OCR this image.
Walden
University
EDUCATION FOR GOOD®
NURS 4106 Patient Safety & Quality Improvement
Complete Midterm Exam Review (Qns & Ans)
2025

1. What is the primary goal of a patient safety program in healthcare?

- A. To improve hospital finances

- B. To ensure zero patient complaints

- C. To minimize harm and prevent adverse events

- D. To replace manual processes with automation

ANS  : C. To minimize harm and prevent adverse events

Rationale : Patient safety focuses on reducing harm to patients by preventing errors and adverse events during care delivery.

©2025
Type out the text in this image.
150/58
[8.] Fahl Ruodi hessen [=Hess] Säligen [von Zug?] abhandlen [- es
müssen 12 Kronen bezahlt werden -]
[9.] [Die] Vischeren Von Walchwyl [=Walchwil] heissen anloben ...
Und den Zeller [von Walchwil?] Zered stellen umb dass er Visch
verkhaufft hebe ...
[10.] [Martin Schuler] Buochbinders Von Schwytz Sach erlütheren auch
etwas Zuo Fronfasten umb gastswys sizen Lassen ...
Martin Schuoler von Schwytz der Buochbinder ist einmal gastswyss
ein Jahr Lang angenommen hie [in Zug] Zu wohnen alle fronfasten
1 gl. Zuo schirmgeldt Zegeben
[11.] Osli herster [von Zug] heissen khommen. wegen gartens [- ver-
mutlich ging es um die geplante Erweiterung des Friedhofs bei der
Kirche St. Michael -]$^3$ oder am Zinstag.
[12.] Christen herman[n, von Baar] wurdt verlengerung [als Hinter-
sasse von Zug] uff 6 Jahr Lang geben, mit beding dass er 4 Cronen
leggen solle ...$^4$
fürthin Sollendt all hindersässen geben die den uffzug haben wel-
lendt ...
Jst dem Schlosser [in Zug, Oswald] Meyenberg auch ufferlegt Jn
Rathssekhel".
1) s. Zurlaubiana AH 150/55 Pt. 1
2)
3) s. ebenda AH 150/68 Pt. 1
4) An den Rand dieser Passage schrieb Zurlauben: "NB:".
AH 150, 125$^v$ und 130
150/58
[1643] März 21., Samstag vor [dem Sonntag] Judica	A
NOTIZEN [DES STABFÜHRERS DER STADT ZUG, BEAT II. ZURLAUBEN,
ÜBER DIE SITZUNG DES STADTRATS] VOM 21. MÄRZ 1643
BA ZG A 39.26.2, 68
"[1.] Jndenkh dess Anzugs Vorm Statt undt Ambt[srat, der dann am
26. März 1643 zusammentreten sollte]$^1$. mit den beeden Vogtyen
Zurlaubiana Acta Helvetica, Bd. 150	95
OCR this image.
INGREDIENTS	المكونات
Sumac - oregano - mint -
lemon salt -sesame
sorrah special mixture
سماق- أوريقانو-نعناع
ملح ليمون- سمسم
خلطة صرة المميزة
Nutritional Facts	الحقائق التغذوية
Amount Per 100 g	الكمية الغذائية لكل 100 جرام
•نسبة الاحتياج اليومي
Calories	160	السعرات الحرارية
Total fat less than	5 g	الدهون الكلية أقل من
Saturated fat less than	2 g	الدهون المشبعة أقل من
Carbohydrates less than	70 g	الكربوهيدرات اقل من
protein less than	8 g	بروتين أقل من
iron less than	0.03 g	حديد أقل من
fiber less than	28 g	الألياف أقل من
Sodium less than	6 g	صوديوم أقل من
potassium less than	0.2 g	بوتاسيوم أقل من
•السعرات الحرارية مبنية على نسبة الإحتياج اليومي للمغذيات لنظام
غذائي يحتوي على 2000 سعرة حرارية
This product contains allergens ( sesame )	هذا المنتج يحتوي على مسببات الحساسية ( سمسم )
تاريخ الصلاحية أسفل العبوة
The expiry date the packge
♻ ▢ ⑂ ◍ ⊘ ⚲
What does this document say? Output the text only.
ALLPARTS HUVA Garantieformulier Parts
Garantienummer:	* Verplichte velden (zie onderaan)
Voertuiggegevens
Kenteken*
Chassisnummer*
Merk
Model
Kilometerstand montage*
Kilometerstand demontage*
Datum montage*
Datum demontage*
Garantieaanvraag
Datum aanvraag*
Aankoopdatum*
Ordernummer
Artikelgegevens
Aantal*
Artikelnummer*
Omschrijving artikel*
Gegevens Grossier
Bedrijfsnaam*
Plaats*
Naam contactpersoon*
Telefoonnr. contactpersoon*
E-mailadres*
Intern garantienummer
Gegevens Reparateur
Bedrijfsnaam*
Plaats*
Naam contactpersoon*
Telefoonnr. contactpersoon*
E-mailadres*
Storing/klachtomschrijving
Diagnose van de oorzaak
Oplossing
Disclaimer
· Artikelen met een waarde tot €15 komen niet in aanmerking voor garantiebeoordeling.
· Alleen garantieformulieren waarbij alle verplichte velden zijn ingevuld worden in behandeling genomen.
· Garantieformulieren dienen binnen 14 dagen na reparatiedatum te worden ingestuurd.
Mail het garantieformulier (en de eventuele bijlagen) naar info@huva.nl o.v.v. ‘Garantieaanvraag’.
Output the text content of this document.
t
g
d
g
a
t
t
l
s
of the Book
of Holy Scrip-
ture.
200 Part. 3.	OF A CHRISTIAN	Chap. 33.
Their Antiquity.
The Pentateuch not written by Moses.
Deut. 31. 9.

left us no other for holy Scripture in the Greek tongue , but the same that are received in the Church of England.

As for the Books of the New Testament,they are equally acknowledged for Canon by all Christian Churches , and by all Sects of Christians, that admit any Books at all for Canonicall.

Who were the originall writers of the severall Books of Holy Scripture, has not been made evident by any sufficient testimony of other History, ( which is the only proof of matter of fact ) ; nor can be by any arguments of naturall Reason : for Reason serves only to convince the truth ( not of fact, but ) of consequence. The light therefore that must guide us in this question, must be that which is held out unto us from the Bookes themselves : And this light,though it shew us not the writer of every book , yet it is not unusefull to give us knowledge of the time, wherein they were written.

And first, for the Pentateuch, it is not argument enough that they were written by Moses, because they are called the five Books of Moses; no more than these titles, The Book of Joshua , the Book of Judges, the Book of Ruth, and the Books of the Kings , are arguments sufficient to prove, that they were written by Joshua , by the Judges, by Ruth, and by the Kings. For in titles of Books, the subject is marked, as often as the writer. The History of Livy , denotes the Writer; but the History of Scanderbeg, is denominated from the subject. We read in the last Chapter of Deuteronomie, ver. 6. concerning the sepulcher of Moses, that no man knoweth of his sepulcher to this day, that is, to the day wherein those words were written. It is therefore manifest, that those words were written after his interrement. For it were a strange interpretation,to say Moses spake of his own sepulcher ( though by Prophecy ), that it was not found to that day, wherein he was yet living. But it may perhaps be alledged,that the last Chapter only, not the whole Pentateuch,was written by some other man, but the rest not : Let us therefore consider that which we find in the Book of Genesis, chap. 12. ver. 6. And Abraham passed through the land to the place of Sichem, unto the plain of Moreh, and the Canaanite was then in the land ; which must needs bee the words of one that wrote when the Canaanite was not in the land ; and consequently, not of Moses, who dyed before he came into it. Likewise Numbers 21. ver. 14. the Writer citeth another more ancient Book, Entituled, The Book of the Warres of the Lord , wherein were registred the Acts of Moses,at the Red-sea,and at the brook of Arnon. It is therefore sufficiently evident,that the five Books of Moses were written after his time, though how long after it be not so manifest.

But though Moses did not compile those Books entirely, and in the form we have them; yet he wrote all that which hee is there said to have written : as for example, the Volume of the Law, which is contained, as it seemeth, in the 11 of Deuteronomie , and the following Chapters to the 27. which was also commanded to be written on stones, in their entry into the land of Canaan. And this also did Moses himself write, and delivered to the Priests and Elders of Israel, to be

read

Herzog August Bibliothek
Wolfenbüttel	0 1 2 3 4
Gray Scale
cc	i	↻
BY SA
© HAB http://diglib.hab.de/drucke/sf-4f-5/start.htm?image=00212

-.-.-

Exercise goal: Repeat every line of the data verbatim.

Result below:
OCR this image.
Walden
University
EDUCATION FOR GOOD®
NURS 4106 Patient Safety & Quality Improvement
Complete Midterm Exam Review (Qns & Ans)
2025

1. What is the primary goal of a patient safety program in healthcare?

- A. To improve hospital finances

- B. To ensure zero patient complaints

- C. To minimize harm and prevent adverse events

- D. To replace manual processes with automation

ANS  : C. To minimize harm and prevent adverse events

Rationale : Patient safety focuses on reducing harm to patients by preventing errors and adverse events during care delivery.

©2025
Type out the text in this image.
150/58
[8.] Fahl Ruodi hessen [=Hess] Säligen [von Zug?] abhandlen [- es
müssen 12 Kronen bezahlt werden -]
[9.] [Die] Vischeren Von Walchwyl [=Walchwil] heissen anloben ...
Und den Zeller [von Walchwil?] Zered stellen umb dass er Visch
verkhaufft hebe ...
[10.] [Martin Schuler] Buochbinders Von Schwytz Sach erlütheren auch
etwas Zuo Fronfasten umb gastswys sizen Lassen ...
Martin Schuoler von Schwytz der Buochbinder ist einmal gastswyss
ein Jahr Lang angenommen hie [in Zug] Zu wohnen alle fronfasten
1 gl. Zuo schirmgeldt Zegeben
[11.] Osli herster [von Zug] heissen khommen. wegen gartens [- ver-
mutlich ging es um die geplante Erweiterung des Friedhofs bei der
Kirche St. Michael -]$^3$ oder am Zinstag.
[12.] Christen herman[n, von Baar] wurdt verlengerung [als Hinter-
sasse von Zug] uff 6 Jahr Lang geben, mit beding dass er 4 Cronen
leggen solle ...$^4$
fürthin Sollendt all hindersässen geben die den uffzug haben wel-
lendt ...
Jst dem Schlosser [in Zug, Oswald] Meyenberg auch ufferlegt Jn
Rathssekhel".
1) s. Zurlaubiana AH 150/55 Pt. 1
2)
3) s. ebenda AH 150/68 Pt. 1
4) An den Rand dieser Passage schrieb Zurlauben: "NB:".
AH 150, 125$^v$ und 130
150/58
[1643] März 21., Samstag vor [dem Sonntag] Judica	A
NOTIZEN [DES STABFÜHRERS DER STADT ZUG, BEAT II. ZURLAUBEN,
ÜBER DIE SITZUNG DES STADTRATS] VOM 21. MÄRZ 1643
BA ZG A 39.26.2, 68
"[1.] Jndenkh dess Anzugs Vorm Statt undt Ambt[srat, der dann am
26. März 1643 zusammentreten sollte]$^1$. mit den beeden Vogtyen
Zurlaubiana Acta Helvetica, Bd. 150	95
OCR this image.
INGREDIENTS	المكونات
Sumac - oregano - mint -
lemon salt -sesame
sorrah special mixture
سماق- أوريقانو-نعناع
ملح ليمون- سمسم
خلطة صرة المميزة
Nutritional Facts	الحقائق التغذوية
Amount Per 100 g	الكمية الغذائية لكل 100 جرام
•نسبة الاحتياج اليومي
Calories	160	السعرات الحرارية
Total fat less than	5 g	الدهون الكلية أقل من
Saturated fat less than	2 g	الدهون المشبعة أقل من
Carbohydrates less than	70 g	الكربوهيدرات اقل من
protein less than	8 g	بروتين أقل من
iron less than	0.03 g	حديد أقل من
fiber less than	28 g	الألياف أقل من
Sodium less than	6 g	صوديوم أقل من
potassium less than	0.2 g	بوتاسيوم أقل من
•السعرات الحرارية مبنية على نسبة الإحتياج اليومي للمغذيات لنظام
غذائي يحتوي على 2000 سعرة حرارية
This product contains allergens ( sesame )	هذا المنتج يحتوي على مسببات الحساسية ( سمسم )
تاريخ الصلاحية أسفل العبوة
The expiry date the packge
♻ ▢ ⑂ ◍ ⊘ ⚲
What does this document say? Output the text only.
ALLPARTS HUVA Garantieformulier Parts
Garantienummer:	* Verplichte velden (zie onderaan)
Voertuiggegevens
Kenteken*
Chassisnummer*
Merk
Model
Kilometerstand montage*
Kilometerstand demontage*
Datum montage*
Datum demontage*
Garantieaanvraag
Datum aanvraag*
Aankoopdatum*
Ordernummer
Artikelgegevens
Aantal*
Artikelnummer*
Omschrijving artikel*
Gegevens Grossier
Bedrijfsnaam*
Plaats*
Naam contactpersoon*
Telefoonnr. contactpersoon*
E-mailadres*
Intern garantienummer
Gegevens Reparateur
Bedrijfsnaam*
Plaats*
Naam contactpersoon*
Telefoonnr. contactpersoon*
E-mailadres*
Storing/klachtomschrijving
Diagnose van de oorzaak
Oplossing
Disclaimer
· Artikelen met een waarde tot €15 komen niet in aanmerking voor garantiebeoordeling.
· Alleen garantieformulieren waarbij alle verplichte velden zijn ingevuld worden in behandeling genomen.
· Garantieformulieren dienen binnen 14 dagen na reparatiedatum te worden ingestuurd.
Mail het garantieformulier (en de eventuele bijlagen) naar info@huva.nl o.v.v. ‘Garantieaanvraag’.
Output the text content of this document.
t
g
d
g
a
t
t
l
s
of the Book
of Holy Scrip-
ture.
200 Part. 3.	OF A CHRISTIAN	Chap. 33.
Their Antiquity.
The Pentateuch not written by Moses.
Deut. 31. 9.

left us no other for holy Scripture in the Greek tongue , but the same that are received in the Church of England.

As for the Books of the New Testament,they are equally acknowledged for Canon by all Christian Churches , and by all Sects of Christians, that admit any Books at all for Canonicall.

Who were the originall writers of the severall Books of Holy Scripture, has not been made evident by any sufficient testimony of other History, ( which is the only proof of matter of fact ) ; nor can be by any arguments of naturall Reason : for Reason serves only to convince the truth ( not of fact, but ) of consequence. The light therefore that must guide us in this question, must be that which is held out unto us from the Bookes themselves : And this light,though it shew us not the writer of every book , yet it is not unusefull to give us knowledge of the time, wherein they were written.

And first, for the Pentateuch, it is not argument enough that they were written by Moses, because they are called the five Books of Moses; no more than these titles, The Book of Joshua , the Book of Judges, the Book of Ruth, and the Books of the Kings , are arguments sufficient to prove, that they were written by Joshua , by the Judges, by Ruth, and by the Kings. For in titles of Books, the subject is marked, as often as the writer. The History of Livy , denotes the Writer; but the History of Scanderbeg, is denominated from the subject. We read in the last Chapter of Deuteronomie, ver. 6. concerning the sepulcher of Moses, that no man knoweth of his sepulcher to this day, that is, to the day wherein those words were written. It is therefore manifest, that those words were written after his interrement. For it were a strange interpretation,to say Moses spake of his own sepulcher ( though by Prophecy ), that it was not found to that day, wherein he was yet living. But it may perhaps be alledged,that the last Chapter only, not the whole Pentateuch,was written by some other man, but the rest not : Let us therefore consider that which we find in the Book of Genesis, chap. 12. ver. 6. And Abraham passed through the land to the place of Sichem, unto the plain of Moreh, and the Canaanite was then in the land ; which must needs bee the words of one that wrote when the Canaanite was not in the land ; and consequently, not of Moses, who dyed before he came into it. Likewise Numbers 21. ver. 14. the Writer citeth another more ancient Book, Entituled, The Book of the Warres of the Lord , wherein were registred the Acts of Moses,at the Red-sea,and at the brook of Arnon. It is therefore sufficiently evident,that the five Books of Moses were written after his time, though how long after it be not so manifest.

But though Moses did not compile those Books entirely, and in the form we have them; yet he wrote all that which hee is there said to have written : as for example, the Volume of the Law, which is contained, as it seemeth, in the 11 of Deuteronomie , and the following Chapters to the 27. which was also commanded to be written on stones, in their entry into the land of Canaan. And this also did Moses himself write, and delivered to the Priests and Elders of Israel, to be

read

Herzog August Bibliothek
Wolfenbüttel	0 1 2 3 4
Gray Scale
cc	i	↻
BY SA
© HAB http://diglib.hab.de/drucke/sf-4f-5/start.htm?image=00212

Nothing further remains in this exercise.